→ **GOAL**
Show all lines that include the string "BONBON"; copy each one.

→ **DATASET RECORDS**
++++++

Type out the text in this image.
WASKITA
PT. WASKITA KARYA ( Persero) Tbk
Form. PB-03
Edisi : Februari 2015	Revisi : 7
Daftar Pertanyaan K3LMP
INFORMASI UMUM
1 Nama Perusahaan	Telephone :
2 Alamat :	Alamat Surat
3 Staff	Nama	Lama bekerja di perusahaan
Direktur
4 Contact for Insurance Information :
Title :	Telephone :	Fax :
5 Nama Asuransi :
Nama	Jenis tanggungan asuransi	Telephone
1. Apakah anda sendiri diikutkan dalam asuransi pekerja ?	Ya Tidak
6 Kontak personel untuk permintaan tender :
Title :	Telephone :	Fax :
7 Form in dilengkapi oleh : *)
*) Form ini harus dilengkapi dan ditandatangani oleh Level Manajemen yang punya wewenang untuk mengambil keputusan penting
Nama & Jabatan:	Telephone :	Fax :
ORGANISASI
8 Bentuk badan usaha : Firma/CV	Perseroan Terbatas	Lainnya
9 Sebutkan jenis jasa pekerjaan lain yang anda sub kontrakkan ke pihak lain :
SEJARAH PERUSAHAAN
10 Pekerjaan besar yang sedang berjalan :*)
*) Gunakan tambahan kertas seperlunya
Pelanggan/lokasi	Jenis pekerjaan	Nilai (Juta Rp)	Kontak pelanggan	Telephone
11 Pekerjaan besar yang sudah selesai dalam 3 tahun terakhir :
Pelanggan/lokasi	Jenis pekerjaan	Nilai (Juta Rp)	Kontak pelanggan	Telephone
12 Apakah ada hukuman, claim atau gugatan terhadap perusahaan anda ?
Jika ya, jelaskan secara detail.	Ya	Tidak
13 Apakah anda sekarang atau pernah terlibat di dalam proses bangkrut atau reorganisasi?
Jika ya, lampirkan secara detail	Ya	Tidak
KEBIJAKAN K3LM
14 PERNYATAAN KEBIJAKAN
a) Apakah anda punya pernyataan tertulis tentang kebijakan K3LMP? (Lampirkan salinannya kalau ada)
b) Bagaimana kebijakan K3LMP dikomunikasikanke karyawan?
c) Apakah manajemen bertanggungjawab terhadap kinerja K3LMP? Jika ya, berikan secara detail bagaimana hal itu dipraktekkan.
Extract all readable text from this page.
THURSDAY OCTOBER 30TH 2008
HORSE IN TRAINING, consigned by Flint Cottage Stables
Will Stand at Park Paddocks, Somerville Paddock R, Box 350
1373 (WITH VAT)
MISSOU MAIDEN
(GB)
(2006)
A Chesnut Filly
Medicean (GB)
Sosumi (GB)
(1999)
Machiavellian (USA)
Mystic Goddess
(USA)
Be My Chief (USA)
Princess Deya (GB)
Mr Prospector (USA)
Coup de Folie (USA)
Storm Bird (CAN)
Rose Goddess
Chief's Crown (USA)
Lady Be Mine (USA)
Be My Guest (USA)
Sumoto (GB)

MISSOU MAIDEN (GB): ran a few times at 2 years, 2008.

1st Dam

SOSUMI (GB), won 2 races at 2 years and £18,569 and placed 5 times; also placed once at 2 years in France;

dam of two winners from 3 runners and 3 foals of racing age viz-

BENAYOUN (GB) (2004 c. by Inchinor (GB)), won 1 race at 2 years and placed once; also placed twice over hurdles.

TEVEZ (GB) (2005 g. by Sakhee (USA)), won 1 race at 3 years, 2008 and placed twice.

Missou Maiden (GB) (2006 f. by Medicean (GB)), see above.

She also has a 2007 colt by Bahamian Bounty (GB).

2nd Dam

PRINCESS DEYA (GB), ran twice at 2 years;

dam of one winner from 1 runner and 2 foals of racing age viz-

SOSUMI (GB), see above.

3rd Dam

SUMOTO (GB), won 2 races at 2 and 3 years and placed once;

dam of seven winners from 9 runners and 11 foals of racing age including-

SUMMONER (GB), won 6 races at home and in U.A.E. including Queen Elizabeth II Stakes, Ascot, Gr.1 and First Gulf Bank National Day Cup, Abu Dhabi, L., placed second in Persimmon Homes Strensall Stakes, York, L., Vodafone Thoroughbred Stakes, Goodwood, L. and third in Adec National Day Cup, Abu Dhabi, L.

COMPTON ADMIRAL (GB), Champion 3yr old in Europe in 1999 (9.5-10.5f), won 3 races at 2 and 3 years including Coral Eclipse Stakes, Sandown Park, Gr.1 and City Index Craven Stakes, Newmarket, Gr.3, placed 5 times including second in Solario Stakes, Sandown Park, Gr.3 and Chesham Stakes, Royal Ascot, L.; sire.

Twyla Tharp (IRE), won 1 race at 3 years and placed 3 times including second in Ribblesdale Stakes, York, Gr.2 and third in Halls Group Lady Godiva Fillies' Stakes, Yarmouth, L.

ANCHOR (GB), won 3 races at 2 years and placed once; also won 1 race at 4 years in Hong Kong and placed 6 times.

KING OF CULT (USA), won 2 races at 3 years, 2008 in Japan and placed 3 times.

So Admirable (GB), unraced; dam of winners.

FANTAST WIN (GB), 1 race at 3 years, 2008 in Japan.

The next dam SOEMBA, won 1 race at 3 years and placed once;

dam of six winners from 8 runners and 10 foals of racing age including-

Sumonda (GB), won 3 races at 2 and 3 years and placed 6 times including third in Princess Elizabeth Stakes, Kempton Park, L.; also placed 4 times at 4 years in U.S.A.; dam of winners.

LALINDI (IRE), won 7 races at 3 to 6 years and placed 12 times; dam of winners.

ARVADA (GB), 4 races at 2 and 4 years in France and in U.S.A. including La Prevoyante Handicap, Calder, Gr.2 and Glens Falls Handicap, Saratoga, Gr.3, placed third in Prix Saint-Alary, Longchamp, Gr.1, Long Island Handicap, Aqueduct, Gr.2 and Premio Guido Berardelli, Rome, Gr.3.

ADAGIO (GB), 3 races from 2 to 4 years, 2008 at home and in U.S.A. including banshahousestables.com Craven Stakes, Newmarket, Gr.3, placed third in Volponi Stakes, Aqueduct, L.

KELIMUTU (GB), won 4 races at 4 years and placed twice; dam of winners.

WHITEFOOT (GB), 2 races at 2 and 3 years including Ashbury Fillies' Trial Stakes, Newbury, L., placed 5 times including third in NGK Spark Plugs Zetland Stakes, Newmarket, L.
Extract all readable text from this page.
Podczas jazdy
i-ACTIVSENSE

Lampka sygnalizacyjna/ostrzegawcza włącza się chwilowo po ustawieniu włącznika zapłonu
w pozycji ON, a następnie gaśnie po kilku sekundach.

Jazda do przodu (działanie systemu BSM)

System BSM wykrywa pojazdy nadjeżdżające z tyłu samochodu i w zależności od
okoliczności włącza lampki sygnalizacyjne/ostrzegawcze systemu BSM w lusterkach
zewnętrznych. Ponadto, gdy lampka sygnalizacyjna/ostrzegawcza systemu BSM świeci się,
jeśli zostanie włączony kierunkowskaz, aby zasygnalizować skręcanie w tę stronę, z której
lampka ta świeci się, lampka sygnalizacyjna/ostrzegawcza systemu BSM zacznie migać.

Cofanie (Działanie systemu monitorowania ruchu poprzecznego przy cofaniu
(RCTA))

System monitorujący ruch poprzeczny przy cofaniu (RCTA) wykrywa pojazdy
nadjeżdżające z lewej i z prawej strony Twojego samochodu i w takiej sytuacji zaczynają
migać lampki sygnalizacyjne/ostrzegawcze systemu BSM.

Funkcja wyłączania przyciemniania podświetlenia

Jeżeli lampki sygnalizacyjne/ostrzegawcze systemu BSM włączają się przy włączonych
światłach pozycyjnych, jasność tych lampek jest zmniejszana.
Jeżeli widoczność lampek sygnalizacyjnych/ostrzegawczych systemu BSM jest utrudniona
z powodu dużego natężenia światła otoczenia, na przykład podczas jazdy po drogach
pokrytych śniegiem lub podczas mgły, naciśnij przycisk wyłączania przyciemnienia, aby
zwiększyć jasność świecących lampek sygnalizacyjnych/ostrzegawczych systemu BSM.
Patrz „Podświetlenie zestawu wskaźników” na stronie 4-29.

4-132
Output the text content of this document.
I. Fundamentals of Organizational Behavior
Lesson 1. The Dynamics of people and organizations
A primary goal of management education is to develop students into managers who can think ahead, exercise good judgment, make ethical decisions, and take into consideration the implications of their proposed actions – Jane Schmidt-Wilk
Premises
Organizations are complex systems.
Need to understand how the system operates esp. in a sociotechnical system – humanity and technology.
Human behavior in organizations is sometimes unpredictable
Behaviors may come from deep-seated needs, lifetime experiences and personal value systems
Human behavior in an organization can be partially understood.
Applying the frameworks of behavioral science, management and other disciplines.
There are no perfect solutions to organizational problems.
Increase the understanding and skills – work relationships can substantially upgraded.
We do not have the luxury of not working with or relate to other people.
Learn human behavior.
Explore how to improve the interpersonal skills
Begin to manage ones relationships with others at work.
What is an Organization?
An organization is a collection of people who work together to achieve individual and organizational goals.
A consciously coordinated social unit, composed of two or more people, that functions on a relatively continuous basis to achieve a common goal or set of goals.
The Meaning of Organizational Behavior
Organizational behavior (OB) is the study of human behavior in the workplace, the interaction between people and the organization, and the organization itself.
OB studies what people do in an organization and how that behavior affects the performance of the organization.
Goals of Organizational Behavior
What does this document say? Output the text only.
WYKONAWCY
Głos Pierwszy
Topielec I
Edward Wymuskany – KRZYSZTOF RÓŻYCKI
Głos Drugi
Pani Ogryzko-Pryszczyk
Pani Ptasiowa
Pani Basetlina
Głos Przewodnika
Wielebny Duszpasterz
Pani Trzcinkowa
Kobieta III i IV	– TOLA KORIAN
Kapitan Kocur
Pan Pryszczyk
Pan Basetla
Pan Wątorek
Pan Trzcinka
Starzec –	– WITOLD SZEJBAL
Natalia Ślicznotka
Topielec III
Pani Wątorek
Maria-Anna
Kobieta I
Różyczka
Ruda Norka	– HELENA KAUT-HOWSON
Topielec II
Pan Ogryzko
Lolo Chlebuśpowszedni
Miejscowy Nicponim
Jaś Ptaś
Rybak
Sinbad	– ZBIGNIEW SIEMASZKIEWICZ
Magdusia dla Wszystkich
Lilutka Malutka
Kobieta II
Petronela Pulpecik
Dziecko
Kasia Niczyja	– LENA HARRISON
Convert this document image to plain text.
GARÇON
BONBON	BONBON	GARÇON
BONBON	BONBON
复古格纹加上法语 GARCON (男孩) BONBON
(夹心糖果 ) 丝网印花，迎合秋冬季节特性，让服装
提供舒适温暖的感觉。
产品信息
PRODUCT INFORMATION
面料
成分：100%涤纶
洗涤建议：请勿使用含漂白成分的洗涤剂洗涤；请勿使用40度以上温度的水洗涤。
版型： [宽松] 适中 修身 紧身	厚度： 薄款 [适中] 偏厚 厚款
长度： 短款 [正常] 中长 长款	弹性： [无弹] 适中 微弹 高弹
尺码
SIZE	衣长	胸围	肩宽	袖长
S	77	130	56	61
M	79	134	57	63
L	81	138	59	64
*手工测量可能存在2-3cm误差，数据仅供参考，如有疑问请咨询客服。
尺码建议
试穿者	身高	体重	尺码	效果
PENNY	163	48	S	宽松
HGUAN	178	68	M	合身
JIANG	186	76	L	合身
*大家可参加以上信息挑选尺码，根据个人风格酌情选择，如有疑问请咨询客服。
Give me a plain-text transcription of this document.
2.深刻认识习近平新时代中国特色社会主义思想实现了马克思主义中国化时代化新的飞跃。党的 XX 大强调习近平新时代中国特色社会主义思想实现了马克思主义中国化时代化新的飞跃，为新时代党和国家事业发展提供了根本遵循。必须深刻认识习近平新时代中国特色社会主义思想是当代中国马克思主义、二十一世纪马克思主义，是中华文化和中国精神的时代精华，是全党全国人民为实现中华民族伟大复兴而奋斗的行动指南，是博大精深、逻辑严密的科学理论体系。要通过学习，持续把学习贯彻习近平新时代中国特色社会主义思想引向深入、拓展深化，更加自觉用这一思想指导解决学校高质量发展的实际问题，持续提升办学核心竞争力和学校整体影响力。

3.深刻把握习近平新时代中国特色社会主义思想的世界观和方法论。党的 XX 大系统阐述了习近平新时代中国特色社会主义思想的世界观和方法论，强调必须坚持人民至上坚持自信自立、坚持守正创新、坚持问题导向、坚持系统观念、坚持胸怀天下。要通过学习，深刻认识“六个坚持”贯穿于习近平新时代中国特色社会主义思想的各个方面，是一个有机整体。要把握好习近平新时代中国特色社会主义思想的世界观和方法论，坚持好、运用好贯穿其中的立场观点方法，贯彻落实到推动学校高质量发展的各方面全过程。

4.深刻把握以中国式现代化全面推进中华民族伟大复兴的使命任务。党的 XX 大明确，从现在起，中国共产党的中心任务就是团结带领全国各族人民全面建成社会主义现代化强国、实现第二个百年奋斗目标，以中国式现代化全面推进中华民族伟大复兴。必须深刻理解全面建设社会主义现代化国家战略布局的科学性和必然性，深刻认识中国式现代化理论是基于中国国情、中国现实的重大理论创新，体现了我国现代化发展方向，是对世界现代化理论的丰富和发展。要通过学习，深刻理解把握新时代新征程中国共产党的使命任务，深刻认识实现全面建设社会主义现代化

++++++

→ **RIGHT ANSWER**
BONBON	BONBON	GARÇON
BONBON	BONBON
复古格纹加上法语 GARCON (男孩) BONBON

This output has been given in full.